_练习任务_:
**A.** 请照原文抄写阅读材料中从"本篇我们展示HttpClie"到"client = HttpClient.newBuilder()"的部分。
**B.** 根据阅读材料,如果不手动指定客户端的版本,默认使用哪个版本?
**C.** 判断下列说法是否符合阅读材料,回答"是"或"否",并引用原文中起决定作用的字句:(i) 本篇把HttpClient的同步和异步模式与apache的Httpclient4作了比较;(ii) 示例代码把连接超时时间设为30秒;(iii) 文中的示例代码完全是作者自己编写的。

_阅读材料_:
Httpclient 使用和性能测试
上篇,通过简介和架构图,我们对HttpClient有了初步的了解。
本篇我们展示HttpClient的简单使用,同时为了说明httpclient的使用性能,我们将Httpclient的同步和异步模式与apache的Httpclient4作比较。。
1. HttpClient示例代码
以下基本是官方示例,分别展示了如何使用Get和Post请求。
HttpClient client = HttpClient.newBuilder()
.version(Version.HTTP_1_1) //可以手动指定客户端的版本,如果不指定,那么默认是Http2
.followRedirects(Redirect.NORMAL) //设置重定向策略
.connectTimeout(Duration.ofSeconds(20)) //连接超时时间
.proxy(ProxySelector.of(new InetSocketAddress("proxy.example.com", 80))) //代理地址设置
.authenticator(Authenticator.getDefault())
//.executor(Executors.newFixedThreadPoolExecutor(8)) //可手动配置线程池
.build();
HttpRequest request = HttpRequest.newBuilder()
.uri(URI.create("https://foo.com/")) //设置url地址
.GET()
.build();
HttpResponse<String> response = client.send(request, BodyHandlers.ofString()); //同步发送
System.out.println(response.statusCode()); //打印响应状态码
System.out.println(response.body());
HttpRequest request = HttpRequest.newBuilder()

_提取信息_:
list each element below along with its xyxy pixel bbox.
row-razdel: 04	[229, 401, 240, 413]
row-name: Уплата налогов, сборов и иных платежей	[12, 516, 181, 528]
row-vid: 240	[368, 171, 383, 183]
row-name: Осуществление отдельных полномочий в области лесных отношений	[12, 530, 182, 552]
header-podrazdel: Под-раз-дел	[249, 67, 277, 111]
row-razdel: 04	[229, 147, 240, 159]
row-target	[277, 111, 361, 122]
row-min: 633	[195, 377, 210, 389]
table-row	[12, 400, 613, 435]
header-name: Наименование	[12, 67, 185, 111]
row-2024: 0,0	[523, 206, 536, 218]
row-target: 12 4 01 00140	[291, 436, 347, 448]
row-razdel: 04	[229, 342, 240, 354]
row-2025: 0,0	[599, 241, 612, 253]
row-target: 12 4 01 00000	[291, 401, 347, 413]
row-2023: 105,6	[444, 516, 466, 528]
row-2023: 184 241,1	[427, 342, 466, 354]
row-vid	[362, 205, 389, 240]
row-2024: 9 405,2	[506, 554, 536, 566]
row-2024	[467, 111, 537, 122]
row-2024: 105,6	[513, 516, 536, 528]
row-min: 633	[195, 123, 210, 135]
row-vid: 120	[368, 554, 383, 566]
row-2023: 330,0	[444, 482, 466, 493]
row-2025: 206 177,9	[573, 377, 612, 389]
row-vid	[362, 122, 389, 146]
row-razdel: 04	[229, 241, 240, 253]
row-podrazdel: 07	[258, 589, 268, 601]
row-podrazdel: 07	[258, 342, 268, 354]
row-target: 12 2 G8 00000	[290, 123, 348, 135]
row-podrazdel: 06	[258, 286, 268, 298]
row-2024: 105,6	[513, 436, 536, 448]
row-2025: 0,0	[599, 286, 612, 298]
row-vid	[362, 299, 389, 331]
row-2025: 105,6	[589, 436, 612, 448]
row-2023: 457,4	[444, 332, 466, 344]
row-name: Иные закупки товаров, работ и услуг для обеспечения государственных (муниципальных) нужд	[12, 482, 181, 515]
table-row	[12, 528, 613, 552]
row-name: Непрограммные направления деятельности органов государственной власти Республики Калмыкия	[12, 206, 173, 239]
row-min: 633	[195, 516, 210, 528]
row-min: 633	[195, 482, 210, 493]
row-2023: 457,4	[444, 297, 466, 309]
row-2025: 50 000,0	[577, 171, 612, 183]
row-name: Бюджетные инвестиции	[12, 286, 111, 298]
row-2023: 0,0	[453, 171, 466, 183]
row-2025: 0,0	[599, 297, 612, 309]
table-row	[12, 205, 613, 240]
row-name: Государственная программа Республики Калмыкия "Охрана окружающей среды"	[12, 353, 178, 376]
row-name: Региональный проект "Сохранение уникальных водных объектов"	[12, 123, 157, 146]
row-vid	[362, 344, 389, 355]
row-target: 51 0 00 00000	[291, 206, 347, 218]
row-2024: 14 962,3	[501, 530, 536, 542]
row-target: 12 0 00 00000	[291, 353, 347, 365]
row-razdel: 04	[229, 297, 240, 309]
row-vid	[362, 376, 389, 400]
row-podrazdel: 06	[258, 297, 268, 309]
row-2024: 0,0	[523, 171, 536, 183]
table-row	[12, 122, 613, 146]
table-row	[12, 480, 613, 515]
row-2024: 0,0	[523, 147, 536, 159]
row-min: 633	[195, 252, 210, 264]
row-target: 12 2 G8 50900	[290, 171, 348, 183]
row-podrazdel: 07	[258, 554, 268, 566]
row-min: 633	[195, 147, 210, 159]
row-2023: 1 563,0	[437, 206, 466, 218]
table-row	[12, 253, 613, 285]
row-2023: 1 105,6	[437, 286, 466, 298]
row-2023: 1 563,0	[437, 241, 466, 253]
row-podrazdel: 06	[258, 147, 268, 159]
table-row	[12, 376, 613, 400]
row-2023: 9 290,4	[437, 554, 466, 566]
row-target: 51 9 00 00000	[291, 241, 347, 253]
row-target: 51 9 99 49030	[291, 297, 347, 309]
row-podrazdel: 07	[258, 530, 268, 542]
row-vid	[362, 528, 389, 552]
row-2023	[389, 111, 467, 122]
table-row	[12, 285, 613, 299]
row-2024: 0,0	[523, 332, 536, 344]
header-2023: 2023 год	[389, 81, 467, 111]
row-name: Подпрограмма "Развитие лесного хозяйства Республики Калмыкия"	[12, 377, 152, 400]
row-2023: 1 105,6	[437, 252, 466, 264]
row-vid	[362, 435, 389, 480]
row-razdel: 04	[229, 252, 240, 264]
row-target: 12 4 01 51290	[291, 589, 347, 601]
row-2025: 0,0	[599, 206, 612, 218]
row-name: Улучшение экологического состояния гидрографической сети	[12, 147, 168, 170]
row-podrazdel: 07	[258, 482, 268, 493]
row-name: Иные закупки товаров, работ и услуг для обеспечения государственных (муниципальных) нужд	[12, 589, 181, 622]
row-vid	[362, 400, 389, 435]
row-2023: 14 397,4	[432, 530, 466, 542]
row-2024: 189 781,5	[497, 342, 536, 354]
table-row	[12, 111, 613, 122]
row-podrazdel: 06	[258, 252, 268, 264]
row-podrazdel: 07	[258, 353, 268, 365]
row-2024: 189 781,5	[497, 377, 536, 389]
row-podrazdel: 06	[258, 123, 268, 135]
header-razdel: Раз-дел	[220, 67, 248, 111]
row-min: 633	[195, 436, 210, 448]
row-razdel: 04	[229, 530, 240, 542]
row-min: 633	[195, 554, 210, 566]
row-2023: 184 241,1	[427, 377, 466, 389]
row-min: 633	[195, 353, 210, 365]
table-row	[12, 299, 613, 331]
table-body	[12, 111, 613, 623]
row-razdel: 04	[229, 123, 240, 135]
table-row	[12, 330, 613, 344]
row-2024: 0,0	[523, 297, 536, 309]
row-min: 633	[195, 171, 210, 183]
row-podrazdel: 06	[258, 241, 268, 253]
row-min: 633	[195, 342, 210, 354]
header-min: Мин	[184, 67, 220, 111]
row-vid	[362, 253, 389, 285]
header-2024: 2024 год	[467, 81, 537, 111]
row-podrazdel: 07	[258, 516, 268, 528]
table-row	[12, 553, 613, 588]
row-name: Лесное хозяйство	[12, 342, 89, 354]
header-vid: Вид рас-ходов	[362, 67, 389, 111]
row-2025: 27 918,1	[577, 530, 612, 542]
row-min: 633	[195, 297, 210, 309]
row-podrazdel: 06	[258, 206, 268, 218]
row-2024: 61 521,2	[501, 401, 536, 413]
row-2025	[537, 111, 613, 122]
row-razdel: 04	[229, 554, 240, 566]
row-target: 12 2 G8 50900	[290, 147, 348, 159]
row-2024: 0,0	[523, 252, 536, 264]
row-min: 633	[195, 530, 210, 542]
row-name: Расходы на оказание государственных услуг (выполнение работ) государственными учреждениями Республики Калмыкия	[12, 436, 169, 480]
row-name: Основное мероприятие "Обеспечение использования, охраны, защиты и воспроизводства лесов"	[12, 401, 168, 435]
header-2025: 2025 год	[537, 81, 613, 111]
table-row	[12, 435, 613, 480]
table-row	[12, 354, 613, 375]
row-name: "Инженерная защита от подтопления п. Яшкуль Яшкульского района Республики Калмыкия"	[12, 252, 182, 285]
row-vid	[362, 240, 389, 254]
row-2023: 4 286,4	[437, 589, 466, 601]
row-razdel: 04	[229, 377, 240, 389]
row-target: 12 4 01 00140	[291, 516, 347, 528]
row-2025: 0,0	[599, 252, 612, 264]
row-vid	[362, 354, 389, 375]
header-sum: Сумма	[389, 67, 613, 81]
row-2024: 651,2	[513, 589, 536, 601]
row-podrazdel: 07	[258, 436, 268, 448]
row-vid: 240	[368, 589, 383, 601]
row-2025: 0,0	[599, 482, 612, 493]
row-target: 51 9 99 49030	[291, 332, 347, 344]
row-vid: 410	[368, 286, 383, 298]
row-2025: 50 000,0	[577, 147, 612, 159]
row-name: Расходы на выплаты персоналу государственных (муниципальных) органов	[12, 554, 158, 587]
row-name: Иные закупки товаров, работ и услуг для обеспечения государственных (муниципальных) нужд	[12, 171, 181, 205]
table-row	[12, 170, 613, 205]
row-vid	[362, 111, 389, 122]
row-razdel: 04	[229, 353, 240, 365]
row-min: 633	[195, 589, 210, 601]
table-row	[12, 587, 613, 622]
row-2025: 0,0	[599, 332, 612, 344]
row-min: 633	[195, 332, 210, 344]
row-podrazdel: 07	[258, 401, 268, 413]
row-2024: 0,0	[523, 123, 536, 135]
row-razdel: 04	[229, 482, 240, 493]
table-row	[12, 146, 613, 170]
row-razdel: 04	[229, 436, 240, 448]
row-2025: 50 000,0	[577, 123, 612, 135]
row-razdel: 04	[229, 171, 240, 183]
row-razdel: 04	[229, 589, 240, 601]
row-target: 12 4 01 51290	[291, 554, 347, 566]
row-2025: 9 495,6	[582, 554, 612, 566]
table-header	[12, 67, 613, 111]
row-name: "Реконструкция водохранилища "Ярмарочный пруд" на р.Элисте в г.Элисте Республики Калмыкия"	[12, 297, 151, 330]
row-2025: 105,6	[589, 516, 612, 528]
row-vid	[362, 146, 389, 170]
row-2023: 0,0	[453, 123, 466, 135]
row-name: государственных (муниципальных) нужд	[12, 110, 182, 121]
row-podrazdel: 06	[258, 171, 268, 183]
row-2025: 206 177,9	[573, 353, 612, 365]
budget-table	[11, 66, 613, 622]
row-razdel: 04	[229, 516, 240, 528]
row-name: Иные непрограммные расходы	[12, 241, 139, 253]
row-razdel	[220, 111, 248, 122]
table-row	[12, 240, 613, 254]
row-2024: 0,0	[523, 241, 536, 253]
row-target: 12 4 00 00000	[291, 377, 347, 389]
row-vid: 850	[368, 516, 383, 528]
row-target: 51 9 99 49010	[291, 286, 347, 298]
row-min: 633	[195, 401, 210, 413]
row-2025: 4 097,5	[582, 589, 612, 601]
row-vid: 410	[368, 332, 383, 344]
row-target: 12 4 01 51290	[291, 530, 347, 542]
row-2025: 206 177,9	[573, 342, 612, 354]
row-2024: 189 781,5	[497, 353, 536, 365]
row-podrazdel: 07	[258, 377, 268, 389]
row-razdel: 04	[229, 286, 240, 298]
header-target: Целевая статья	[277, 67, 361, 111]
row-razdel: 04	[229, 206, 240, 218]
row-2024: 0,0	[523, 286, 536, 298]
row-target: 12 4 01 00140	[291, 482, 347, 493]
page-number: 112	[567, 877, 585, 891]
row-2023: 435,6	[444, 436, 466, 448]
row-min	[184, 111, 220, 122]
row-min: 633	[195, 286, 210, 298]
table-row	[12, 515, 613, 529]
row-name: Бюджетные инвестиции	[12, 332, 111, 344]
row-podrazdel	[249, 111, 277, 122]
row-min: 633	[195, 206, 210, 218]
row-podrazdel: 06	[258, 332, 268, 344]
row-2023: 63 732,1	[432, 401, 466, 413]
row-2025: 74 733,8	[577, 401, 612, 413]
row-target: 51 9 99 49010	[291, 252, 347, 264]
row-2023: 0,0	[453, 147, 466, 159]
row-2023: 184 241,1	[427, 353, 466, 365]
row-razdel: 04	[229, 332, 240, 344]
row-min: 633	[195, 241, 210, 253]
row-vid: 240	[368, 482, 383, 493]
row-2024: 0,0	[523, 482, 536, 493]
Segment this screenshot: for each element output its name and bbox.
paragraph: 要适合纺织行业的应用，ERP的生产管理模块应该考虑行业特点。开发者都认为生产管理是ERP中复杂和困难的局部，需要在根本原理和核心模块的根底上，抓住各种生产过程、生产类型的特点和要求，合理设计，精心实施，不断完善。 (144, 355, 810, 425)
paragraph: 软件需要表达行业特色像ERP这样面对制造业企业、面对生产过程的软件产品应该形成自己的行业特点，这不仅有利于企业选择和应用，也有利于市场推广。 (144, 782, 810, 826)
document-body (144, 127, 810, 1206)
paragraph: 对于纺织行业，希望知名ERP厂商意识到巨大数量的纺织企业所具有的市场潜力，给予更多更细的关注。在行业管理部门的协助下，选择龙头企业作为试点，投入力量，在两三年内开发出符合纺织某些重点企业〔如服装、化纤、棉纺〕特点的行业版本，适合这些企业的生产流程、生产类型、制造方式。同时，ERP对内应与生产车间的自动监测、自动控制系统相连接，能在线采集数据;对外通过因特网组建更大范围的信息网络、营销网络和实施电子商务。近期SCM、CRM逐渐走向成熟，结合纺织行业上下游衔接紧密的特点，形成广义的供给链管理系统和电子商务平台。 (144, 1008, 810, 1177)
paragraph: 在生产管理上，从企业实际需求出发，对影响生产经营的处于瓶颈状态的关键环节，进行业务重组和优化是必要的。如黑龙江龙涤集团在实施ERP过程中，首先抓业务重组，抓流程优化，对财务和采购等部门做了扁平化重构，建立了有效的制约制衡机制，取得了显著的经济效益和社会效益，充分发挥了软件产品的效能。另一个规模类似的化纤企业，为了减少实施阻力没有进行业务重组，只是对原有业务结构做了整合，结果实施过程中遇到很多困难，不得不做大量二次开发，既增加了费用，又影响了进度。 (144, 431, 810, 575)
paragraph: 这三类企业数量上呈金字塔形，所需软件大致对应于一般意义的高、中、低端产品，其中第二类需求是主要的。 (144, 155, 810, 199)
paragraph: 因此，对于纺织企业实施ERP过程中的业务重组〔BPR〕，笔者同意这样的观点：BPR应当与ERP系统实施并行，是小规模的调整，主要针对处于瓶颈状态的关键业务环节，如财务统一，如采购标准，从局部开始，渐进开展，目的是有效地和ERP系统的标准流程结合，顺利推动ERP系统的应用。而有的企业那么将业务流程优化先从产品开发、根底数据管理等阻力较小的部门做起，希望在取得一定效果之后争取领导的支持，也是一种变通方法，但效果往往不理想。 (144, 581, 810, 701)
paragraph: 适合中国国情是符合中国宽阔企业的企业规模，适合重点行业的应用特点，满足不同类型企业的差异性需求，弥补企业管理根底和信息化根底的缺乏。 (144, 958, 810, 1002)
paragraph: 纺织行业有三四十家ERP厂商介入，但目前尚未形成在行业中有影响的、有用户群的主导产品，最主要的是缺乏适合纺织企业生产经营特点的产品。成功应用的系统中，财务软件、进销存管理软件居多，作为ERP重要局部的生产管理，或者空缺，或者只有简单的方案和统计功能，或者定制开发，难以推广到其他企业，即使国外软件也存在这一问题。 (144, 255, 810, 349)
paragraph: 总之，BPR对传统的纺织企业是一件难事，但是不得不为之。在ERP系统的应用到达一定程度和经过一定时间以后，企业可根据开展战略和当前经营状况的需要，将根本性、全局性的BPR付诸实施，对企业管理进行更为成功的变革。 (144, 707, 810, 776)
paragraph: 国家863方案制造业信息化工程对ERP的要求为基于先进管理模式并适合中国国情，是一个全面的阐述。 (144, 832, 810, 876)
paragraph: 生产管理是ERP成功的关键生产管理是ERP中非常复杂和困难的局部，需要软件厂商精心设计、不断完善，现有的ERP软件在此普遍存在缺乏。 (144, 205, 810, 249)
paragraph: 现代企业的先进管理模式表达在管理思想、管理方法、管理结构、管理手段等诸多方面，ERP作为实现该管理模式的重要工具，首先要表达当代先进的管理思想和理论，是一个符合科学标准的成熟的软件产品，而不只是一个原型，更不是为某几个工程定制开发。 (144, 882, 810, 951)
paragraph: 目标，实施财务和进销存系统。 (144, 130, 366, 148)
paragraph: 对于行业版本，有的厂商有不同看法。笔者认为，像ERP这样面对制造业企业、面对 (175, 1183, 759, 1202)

_练习答案_:
**A.**
本篇我们展示HttpClient的简单使用,同时为了说明httpclient的使用性能,我们将Httpclient的同步和异步模式与apache的Httpclient4作比较。。
1. HttpClient示例代码
以下基本是官方示例,分别展示了如何使用Get和Post请求。
HttpClient client = HttpClient.newBuilder()

**B.** 默认是Http2。

**C.**
(i) 是。"我们将Httpclient的同步和异步模式与apache的Httpclient4作比较"
(ii) 否。".connectTimeout(Duration.ofSeconds(20)) //连接超时时间"
(iii) 否。"以下基本是官方示例"